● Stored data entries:

+ + + + +

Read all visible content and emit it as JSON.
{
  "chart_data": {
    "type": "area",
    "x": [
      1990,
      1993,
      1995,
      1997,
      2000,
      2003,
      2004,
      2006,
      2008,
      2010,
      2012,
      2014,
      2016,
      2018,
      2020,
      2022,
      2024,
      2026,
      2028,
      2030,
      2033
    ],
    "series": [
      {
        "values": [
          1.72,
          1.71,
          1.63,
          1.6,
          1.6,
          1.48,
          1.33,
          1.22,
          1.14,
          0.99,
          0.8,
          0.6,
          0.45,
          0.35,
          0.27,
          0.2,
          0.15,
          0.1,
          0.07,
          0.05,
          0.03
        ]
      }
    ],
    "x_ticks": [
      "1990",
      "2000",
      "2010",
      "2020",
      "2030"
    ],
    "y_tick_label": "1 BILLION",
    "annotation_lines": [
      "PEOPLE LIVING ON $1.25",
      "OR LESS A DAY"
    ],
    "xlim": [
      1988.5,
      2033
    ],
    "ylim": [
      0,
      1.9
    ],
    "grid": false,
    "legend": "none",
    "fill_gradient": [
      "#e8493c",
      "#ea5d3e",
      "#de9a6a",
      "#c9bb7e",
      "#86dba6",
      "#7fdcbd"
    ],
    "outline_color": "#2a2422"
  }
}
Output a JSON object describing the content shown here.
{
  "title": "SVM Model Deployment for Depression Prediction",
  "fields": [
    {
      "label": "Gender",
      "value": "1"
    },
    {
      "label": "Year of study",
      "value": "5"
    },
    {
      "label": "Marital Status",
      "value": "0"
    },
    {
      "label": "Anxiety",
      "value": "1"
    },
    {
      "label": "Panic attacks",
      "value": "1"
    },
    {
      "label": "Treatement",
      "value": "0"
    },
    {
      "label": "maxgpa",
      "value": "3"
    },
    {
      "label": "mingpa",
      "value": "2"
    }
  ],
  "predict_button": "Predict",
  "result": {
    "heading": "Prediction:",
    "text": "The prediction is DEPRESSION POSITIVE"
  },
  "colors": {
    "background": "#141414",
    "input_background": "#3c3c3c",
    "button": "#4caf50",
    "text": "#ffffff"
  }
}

+ + + + +

● DIRECTIONS:
Set down every line of the listing above again, exactly as given.

● RESPONSE TO THIS EXERCISE:
Read all visible content and emit it as JSON.
{
  "chart_data": {
    "type": "area",
    "x": [
      1990,
      1993,
      1995,
      1997,
      2000,
      2003,
      2004,
      2006,
      2008,
      2010,
      2012,
      2014,
      2016,
      2018,
      2020,
      2022,
      2024,
      2026,
      2028,
      2030,
      2033
    ],
    "series": [
      {
        "values": [
          1.72,
          1.71,
          1.63,
          1.6,
          1.6,
          1.48,
          1.33,
          1.22,
          1.14,
          0.99,
          0.8,
          0.6,
          0.45,
          0.35,
          0.27,
          0.2,
          0.15,
          0.1,
          0.07,
          0.05,
          0.03
        ]
      }
    ],
    "x_ticks": [
      "1990",
      "2000",
      "2010",
      "2020",
      "2030"
    ],
    "y_tick_label": "1 BILLION",
    "annotation_lines": [
      "PEOPLE LIVING ON $1.25",
      "OR LESS A DAY"
    ],
    "xlim": [
      1988.5,
      2033
    ],
    "ylim": [
      0,
      1.9
    ],
    "grid": false,
    "legend": "none",
    "fill_gradient": [
      "#e8493c",
      "#ea5d3e",
      "#de9a6a",
      "#c9bb7e",
      "#86dba6",
      "#7fdcbd"
    ],
    "outline_color": "#2a2422"
  }
}
Output a JSON object describing the content shown here.
{
  "title": "SVM Model Deployment for Depression Prediction",
  "fields": [
    {
      "label": "Gender",
      "value": "1"
    },
    {
      "label": "Year of study",
      "value": "5"
    },
    {
      "label": "Marital Status",
      "value": "0"
    },
    {
      "label": "Anxiety",
      "value": "1"
    },
    {
      "label": "Panic attacks",
      "value": "1"
    },
    {
      "label": "Treatement",
      "value": "0"
    },
    {
      "label": "maxgpa",
      "value": "3"
    },
    {
      "label": "mingpa",
      "value": "2"
    }
  ],
  "predict_button": "Predict",
  "result": {
    "heading": "Prediction:",
    "text": "The prediction is DEPRESSION POSITIVE"
  },
  "colors": {
    "background": "#141414",
    "input_background": "#3c3c3c",
    "button": "#4caf50",
    "text": "#ffffff"
  }
}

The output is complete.